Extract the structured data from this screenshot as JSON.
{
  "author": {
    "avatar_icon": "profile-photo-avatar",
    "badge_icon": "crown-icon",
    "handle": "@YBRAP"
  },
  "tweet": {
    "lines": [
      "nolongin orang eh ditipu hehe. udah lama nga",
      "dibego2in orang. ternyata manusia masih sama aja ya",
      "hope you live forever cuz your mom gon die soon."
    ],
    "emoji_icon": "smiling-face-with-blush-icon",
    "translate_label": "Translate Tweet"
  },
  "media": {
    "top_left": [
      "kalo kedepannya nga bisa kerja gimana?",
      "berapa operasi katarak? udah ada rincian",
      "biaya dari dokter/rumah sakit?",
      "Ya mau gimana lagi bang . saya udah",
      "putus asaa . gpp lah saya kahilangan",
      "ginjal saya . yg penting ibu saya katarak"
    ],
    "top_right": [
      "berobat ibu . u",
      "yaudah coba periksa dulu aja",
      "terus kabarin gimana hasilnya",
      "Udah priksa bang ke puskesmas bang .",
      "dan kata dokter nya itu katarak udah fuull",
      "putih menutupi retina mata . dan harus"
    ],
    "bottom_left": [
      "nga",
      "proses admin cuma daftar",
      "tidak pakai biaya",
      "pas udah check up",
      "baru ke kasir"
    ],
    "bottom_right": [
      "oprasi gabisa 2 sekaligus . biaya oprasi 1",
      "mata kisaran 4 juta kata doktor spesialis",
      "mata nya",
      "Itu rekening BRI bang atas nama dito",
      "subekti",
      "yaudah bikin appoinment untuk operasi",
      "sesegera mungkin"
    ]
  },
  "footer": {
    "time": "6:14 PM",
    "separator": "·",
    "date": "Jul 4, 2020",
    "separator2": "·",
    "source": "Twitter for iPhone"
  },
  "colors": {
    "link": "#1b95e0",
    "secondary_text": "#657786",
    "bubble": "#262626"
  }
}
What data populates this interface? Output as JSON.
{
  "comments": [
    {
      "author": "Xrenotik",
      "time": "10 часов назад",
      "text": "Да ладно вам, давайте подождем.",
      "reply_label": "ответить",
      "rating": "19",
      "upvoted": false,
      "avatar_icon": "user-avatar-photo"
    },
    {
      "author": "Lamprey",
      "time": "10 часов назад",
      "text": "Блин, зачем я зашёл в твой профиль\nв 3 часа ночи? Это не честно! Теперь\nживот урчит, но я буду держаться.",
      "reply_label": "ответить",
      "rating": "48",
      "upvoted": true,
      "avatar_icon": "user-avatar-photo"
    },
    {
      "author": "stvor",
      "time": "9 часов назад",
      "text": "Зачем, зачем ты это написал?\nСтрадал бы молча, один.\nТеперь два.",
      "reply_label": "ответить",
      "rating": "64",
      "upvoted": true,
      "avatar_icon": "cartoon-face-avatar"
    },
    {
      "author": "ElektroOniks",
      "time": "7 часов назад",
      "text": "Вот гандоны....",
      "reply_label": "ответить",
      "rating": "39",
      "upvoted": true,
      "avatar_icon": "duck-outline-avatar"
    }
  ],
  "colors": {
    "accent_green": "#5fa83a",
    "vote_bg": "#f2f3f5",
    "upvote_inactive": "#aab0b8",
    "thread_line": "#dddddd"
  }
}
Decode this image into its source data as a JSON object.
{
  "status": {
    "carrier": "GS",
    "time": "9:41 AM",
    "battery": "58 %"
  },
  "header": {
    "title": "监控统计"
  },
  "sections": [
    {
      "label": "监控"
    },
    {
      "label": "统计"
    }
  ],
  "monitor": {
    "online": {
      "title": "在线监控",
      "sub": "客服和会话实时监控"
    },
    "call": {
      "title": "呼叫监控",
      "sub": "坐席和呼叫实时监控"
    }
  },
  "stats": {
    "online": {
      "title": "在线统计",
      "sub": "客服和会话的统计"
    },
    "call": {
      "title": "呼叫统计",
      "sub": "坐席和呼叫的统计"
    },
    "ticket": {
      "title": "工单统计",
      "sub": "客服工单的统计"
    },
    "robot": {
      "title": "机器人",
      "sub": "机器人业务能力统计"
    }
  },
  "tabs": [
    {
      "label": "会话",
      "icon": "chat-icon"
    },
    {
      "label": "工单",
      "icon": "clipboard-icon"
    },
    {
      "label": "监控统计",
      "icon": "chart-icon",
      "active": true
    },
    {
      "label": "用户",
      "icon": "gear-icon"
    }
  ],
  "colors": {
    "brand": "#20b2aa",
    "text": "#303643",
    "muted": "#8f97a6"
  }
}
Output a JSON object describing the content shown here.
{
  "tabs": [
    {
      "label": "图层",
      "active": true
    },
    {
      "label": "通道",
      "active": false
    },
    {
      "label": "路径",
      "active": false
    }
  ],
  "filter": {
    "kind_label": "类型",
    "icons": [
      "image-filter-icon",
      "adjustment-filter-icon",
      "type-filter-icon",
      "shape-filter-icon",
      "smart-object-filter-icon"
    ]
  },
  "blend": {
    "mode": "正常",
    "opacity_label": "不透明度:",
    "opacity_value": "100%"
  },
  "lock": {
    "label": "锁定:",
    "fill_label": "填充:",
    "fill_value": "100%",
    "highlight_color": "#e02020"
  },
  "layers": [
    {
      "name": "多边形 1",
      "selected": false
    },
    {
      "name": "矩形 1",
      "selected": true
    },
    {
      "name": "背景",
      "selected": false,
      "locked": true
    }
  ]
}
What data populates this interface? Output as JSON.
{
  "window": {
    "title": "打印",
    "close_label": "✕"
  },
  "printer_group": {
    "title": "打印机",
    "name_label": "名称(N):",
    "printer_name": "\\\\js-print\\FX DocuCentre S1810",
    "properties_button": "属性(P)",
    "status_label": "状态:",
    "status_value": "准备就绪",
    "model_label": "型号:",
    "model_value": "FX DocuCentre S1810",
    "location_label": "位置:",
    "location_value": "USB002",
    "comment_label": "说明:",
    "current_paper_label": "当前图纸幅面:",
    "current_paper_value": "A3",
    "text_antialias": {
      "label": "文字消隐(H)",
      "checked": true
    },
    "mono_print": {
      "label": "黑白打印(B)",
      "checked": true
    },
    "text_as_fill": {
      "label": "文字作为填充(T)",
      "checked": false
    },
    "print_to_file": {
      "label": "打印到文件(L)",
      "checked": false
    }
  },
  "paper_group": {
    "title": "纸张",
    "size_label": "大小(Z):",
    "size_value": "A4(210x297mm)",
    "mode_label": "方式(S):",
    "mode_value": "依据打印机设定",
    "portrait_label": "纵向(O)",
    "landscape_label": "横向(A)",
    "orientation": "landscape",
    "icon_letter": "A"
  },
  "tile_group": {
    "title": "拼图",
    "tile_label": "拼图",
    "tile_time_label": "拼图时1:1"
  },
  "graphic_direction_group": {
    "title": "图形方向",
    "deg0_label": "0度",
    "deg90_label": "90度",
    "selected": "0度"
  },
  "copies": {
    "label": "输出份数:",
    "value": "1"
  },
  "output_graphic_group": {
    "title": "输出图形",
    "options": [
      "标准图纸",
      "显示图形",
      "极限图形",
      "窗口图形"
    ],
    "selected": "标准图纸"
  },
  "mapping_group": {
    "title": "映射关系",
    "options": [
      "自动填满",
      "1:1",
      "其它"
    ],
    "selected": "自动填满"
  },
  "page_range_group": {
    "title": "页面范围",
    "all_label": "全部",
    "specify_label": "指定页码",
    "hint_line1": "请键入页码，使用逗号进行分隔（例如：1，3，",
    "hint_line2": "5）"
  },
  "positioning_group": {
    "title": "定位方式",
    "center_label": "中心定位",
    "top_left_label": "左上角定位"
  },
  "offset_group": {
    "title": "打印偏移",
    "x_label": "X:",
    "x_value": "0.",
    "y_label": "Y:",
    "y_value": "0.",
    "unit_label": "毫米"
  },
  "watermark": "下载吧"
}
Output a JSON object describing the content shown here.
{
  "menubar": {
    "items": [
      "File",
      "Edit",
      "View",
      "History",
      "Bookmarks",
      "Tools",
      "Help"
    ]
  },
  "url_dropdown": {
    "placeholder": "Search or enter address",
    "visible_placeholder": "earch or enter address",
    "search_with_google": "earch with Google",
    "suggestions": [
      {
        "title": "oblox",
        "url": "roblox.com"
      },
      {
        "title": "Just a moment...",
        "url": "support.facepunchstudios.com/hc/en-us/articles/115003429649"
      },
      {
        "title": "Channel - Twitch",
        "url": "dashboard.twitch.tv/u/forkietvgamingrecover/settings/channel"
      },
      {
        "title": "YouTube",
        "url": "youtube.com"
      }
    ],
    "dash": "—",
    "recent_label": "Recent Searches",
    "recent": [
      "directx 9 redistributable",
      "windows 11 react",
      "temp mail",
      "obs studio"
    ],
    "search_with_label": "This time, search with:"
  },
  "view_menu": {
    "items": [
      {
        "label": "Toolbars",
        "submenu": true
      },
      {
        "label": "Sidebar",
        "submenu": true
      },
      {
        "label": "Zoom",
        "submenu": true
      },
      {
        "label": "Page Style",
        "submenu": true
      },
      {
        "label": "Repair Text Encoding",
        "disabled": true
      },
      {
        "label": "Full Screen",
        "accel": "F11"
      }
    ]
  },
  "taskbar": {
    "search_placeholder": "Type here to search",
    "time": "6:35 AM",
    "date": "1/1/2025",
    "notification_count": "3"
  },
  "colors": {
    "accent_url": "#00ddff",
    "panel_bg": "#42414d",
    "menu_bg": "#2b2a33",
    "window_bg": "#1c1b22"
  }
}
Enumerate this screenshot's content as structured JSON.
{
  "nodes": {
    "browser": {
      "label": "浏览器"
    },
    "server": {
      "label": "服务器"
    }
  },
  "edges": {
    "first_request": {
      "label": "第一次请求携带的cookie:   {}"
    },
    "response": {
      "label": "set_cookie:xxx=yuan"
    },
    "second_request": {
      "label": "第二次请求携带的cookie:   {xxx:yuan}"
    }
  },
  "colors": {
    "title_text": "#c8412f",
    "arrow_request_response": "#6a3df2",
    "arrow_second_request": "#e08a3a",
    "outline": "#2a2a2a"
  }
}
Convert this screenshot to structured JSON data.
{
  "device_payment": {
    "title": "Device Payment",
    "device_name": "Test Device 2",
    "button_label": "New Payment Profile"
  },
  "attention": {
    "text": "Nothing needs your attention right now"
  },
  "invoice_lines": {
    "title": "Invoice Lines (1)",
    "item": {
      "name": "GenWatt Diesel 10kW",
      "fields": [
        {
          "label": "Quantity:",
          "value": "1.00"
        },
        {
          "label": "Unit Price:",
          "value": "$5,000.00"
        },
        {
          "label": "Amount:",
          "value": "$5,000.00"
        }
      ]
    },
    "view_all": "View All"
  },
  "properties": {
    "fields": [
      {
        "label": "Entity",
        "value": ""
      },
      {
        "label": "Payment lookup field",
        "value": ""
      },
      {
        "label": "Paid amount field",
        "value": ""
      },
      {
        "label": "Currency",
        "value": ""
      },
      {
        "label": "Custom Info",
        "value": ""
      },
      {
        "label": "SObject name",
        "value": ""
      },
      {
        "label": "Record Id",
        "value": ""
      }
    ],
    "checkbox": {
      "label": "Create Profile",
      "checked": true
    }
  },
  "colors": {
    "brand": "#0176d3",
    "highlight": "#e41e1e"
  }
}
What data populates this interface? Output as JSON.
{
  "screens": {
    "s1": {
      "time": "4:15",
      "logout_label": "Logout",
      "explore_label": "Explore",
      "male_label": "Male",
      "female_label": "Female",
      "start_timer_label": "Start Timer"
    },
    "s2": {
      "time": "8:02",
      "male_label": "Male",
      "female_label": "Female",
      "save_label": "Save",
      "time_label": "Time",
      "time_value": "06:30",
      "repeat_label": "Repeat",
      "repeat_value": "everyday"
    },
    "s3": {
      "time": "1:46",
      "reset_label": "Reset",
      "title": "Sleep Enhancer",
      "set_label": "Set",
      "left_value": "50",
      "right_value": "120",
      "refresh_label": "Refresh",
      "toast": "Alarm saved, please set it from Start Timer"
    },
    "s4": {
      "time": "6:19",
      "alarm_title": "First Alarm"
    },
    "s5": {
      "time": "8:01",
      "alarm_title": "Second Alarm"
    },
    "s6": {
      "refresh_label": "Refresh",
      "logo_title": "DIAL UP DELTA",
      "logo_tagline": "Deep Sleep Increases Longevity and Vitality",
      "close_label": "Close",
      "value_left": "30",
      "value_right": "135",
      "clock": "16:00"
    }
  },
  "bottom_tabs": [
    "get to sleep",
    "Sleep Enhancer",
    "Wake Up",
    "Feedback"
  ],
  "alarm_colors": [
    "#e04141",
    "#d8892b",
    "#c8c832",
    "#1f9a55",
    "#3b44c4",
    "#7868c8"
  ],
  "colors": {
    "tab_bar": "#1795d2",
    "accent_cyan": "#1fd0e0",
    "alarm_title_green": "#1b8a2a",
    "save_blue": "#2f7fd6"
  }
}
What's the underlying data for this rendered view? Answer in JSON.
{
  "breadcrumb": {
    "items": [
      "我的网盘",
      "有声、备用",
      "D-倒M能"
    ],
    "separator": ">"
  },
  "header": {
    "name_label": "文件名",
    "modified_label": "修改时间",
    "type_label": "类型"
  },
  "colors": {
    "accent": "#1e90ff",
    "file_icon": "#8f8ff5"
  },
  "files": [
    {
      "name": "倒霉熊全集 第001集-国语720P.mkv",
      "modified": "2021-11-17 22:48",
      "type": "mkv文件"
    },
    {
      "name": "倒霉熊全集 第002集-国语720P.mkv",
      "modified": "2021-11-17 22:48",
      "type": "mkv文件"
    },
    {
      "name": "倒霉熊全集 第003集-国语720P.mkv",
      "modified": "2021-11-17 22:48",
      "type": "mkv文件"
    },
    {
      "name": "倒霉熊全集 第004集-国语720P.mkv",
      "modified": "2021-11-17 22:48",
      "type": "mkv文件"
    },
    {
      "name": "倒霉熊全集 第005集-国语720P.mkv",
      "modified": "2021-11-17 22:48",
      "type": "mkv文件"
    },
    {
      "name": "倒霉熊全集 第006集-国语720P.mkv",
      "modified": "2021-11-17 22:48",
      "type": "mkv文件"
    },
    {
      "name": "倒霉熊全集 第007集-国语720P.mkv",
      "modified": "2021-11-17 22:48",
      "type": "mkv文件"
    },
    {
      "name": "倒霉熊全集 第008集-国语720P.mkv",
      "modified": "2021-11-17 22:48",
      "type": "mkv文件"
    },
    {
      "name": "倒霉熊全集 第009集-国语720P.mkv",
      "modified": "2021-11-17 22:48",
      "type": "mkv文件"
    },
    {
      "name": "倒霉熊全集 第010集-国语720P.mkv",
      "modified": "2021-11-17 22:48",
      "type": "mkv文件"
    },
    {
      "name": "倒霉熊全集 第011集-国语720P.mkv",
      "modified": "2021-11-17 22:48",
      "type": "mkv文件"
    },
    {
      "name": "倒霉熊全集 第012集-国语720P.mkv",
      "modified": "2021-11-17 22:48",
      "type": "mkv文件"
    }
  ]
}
++++++
Find the string "data" in the entries above and return each line that holds it.

Response:
Extract the structured data from this screenshot as JSON.
What data populates this interface? Output as JSON.
Decode this image into its source data as a JSON object.
What data populates this interface? Output as JSON.
Convert this screenshot to structured JSON data.
What data populates this interface? Output as JSON.
What's the underlying data for this rendered view? Answer in JSON.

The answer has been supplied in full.